What you need to do:
Note how many lines contain "this" and give that number, with nothing else.

[Stored records]
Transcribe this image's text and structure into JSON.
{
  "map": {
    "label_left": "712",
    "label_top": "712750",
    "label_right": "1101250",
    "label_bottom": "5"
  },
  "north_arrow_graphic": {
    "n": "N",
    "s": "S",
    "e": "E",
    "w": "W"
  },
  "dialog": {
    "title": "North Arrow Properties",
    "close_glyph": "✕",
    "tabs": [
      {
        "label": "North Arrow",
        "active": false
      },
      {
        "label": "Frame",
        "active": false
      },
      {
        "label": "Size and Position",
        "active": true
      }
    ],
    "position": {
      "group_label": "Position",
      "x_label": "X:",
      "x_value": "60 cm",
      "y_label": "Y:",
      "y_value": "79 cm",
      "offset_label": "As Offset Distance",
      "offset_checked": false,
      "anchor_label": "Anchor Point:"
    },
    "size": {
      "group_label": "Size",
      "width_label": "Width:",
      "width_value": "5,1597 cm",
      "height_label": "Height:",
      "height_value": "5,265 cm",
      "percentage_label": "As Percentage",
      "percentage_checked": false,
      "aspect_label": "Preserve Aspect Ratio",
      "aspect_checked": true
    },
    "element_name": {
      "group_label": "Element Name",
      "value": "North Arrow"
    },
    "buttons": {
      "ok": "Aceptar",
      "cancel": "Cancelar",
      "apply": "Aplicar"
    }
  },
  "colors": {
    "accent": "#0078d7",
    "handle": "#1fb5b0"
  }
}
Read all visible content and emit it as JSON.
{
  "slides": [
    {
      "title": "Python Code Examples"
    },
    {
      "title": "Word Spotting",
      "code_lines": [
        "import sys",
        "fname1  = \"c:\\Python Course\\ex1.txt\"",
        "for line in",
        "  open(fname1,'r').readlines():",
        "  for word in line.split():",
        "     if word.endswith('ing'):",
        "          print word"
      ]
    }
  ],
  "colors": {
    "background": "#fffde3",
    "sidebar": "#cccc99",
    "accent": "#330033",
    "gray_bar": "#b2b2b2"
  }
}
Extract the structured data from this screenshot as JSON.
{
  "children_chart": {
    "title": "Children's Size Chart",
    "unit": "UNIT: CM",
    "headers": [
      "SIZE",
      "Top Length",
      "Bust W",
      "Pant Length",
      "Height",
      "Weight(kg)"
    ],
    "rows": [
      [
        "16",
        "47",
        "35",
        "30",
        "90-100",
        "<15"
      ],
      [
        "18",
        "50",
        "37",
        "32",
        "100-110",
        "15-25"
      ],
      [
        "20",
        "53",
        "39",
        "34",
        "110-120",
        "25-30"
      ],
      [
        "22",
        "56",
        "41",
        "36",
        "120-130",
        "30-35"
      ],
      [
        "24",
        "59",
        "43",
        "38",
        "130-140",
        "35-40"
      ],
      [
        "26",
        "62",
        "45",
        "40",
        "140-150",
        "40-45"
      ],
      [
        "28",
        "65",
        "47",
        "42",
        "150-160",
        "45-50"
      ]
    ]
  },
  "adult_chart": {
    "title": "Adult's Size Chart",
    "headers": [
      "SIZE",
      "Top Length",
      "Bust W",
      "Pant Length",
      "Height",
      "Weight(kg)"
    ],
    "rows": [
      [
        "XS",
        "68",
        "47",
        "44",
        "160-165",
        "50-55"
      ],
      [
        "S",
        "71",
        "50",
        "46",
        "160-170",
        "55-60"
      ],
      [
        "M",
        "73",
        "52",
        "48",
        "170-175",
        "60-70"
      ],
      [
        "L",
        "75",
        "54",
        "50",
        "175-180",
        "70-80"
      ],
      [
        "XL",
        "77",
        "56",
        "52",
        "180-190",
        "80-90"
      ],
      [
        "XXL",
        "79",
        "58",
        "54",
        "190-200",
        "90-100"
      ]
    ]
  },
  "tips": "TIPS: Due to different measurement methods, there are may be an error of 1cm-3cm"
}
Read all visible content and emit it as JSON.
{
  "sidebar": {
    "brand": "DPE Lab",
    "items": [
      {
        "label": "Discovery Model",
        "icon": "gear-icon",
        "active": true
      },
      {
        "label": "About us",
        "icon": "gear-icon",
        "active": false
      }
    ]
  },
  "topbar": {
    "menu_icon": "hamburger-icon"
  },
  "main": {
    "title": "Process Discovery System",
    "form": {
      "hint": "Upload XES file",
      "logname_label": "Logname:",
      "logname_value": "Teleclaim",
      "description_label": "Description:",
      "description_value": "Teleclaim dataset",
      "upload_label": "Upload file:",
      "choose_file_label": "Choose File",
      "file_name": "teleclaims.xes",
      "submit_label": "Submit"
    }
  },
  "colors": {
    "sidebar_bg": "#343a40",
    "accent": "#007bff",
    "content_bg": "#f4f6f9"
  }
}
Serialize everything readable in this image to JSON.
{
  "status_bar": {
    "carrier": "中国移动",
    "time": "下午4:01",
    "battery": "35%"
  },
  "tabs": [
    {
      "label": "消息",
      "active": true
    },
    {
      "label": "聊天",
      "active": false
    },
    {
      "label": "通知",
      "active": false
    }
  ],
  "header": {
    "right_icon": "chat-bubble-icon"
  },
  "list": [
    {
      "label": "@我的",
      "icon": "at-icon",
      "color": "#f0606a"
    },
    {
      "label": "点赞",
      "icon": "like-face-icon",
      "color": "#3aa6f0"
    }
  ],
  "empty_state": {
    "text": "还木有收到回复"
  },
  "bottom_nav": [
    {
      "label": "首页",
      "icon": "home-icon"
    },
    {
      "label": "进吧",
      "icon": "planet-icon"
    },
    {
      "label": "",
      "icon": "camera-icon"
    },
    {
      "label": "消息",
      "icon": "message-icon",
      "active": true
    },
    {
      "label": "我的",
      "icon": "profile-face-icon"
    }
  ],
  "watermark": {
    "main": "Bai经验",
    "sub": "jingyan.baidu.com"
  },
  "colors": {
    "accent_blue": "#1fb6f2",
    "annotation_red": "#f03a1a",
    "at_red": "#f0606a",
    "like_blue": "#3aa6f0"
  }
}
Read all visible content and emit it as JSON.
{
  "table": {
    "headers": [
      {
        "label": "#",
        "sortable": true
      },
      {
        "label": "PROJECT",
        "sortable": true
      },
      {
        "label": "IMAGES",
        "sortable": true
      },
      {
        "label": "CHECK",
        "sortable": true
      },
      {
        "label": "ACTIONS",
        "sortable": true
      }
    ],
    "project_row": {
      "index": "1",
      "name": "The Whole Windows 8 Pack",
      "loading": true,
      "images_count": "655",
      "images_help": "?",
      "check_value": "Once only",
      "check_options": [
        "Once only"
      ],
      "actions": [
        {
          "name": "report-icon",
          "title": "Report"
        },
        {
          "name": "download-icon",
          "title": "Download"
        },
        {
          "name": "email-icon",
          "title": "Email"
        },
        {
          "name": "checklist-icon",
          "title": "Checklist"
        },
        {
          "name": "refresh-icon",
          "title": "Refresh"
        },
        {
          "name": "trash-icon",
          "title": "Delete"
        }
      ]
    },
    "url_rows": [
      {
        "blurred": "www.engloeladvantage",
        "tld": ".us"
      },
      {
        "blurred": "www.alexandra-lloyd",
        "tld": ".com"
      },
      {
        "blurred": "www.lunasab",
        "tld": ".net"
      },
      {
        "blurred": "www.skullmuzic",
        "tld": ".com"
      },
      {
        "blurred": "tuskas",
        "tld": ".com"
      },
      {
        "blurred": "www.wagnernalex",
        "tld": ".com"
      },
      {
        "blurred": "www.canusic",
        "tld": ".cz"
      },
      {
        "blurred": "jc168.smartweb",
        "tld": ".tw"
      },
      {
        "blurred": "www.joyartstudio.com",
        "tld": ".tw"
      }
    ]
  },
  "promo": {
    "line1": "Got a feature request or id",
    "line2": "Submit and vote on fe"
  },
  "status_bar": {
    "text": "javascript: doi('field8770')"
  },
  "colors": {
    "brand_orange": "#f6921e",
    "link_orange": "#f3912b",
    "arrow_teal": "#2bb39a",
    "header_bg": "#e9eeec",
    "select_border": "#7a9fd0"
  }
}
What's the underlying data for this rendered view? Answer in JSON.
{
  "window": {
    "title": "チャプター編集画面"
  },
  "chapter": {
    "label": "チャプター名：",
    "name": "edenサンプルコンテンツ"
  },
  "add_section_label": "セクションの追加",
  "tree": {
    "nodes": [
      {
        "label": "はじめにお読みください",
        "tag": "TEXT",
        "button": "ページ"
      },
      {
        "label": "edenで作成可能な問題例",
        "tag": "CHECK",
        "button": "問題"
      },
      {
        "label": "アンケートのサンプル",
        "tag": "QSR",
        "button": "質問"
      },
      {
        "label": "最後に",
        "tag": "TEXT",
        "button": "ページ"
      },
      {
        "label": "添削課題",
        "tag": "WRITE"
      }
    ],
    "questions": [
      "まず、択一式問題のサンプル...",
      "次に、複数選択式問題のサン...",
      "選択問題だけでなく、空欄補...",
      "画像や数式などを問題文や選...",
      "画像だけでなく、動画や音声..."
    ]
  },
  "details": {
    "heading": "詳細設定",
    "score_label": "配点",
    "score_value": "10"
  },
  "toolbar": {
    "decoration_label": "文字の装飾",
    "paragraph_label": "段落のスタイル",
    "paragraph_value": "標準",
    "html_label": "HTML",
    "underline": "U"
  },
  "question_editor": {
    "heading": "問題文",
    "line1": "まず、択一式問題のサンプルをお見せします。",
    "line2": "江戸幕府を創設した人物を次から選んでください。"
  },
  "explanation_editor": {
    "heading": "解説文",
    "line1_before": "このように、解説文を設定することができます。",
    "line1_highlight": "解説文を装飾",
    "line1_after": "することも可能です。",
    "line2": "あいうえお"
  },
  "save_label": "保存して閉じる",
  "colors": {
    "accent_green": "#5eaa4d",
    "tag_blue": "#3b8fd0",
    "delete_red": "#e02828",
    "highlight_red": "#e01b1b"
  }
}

Full solution:
4